A block of data:
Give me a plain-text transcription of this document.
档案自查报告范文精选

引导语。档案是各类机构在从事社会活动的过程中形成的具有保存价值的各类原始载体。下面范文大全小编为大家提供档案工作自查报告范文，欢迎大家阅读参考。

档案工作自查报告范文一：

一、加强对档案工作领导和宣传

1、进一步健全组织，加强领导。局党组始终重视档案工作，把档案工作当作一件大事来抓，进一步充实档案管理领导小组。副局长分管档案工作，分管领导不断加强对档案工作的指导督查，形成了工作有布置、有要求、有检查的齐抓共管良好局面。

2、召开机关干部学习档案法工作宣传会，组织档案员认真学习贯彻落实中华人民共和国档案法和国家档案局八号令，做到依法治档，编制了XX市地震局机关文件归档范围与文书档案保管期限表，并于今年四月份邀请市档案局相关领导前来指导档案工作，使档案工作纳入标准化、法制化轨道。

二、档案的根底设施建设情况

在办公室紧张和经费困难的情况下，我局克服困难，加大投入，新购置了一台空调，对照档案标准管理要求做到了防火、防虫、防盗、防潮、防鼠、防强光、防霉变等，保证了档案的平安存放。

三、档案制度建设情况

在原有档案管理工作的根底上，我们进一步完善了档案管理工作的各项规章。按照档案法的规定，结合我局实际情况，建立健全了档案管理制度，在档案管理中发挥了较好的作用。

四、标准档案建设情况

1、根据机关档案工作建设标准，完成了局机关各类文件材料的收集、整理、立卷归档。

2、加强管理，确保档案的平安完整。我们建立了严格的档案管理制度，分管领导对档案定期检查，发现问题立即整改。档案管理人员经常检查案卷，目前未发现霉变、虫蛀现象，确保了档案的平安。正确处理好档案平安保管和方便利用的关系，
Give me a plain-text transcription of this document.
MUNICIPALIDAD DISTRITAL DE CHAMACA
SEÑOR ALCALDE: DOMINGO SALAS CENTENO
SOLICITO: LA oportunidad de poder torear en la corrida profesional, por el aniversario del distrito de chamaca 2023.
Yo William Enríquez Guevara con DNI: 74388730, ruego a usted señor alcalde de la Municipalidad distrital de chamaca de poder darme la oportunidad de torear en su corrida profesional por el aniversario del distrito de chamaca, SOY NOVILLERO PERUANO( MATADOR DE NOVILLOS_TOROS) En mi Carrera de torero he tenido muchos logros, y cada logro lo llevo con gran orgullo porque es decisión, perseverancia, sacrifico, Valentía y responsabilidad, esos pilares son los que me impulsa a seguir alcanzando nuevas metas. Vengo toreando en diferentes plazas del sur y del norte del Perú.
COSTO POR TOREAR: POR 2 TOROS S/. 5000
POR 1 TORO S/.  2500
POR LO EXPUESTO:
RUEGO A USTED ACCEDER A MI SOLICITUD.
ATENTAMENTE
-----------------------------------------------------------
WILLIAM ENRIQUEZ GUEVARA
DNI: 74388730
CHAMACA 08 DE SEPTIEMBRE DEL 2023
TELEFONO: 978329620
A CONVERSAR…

THE EXERCISE:
Please return the data above exactly as given.

WRITTEN ANSWER:
Give me a plain-text transcription of this document.
档案自查报告范文精选

引导语。档案是各类机构在从事社会活动的过程中形成的具有保存价值的各类原始载体。下面范文大全小编为大家提供档案工作自查报告范文，欢迎大家阅读参考。

档案工作自查报告范文一：

一、加强对档案工作领导和宣传

1、进一步健全组织，加强领导。局党组始终重视档案工作，把档案工作当作一件大事来抓，进一步充实档案管理领导小组。副局长分管档案工作，分管领导不断加强对档案工作的指导督查，形成了工作有布置、有要求、有检查的齐抓共管良好局面。

2、召开机关干部学习档案法工作宣传会，组织档案员认真学习贯彻落实中华人民共和国档案法和国家档案局八号令，做到依法治档，编制了XX市地震局机关文件归档范围与文书档案保管期限表，并于今年四月份邀请市档案局相关领导前来指导档案工作，使档案工作纳入标准化、法制化轨道。

二、档案的根底设施建设情况

在办公室紧张和经费困难的情况下，我局克服困难，加大投入，新购置了一台空调，对照档案标准管理要求做到了防火、防虫、防盗、防潮、防鼠、防强光、防霉变等，保证了档案的平安存放。

三、档案制度建设情况

在原有档案管理工作的根底上，我们进一步完善了档案管理工作的各项规章。按照档案法的规定，结合我局实际情况，建立健全了档案管理制度，在档案管理中发挥了较好的作用。

四、标准档案建设情况

1、根据机关档案工作建设标准，完成了局机关各类文件材料的收集、整理、立卷归档。

2、加强管理，确保档案的平安完整。我们建立了严格的档案管理制度，分管领导对档案定期检查，发现问题立即整改。档案管理人员经常检查案卷，目前未发现霉变、虫蛀现象，确保了档案的平安。正确处理好档案平安保管和方便利用的关系，
Give me a plain-text transcription of this document.
MUNICIPALIDAD DISTRITAL DE CHAMACA
SEÑOR ALCALDE: DOMINGO SALAS CENTENO
SOLICITO: LA oportunidad de poder torear en la corrida profesional, por el aniversario del distrito de chamaca 2023.
Yo William Enríquez Guevara con DNI: 74388730, ruego a usted señor alcalde de la Municipalidad distrital de chamaca de poder darme la oportunidad de torear en su corrida profesional por el aniversario del distrito de chamaca, SOY NOVILLERO PERUANO( MATADOR DE NOVILLOS_TOROS) En mi Carrera de torero he tenido muchos logros, y cada logro lo llevo con gran orgullo porque es decisión, perseverancia, sacrifico, Valentía y responsabilidad, esos pilares son los que me impulsa a seguir alcanzando nuevas metas. Vengo toreando en diferentes plazas del sur y del norte del Perú.
COSTO POR TOREAR: POR 2 TOROS S/. 5000
POR 1 TORO S/.  2500
POR LO EXPUESTO:
RUEGO A USTED ACCEDER A MI SOLICITUD.
ATENTAMENTE
-----------------------------------------------------------
WILLIAM ENRIQUEZ GUEVARA
DNI: 74388730
CHAMACA 08 DE SEPTIEMBRE DEL 2023
TELEFONO: 978329620
A CONVERSAR…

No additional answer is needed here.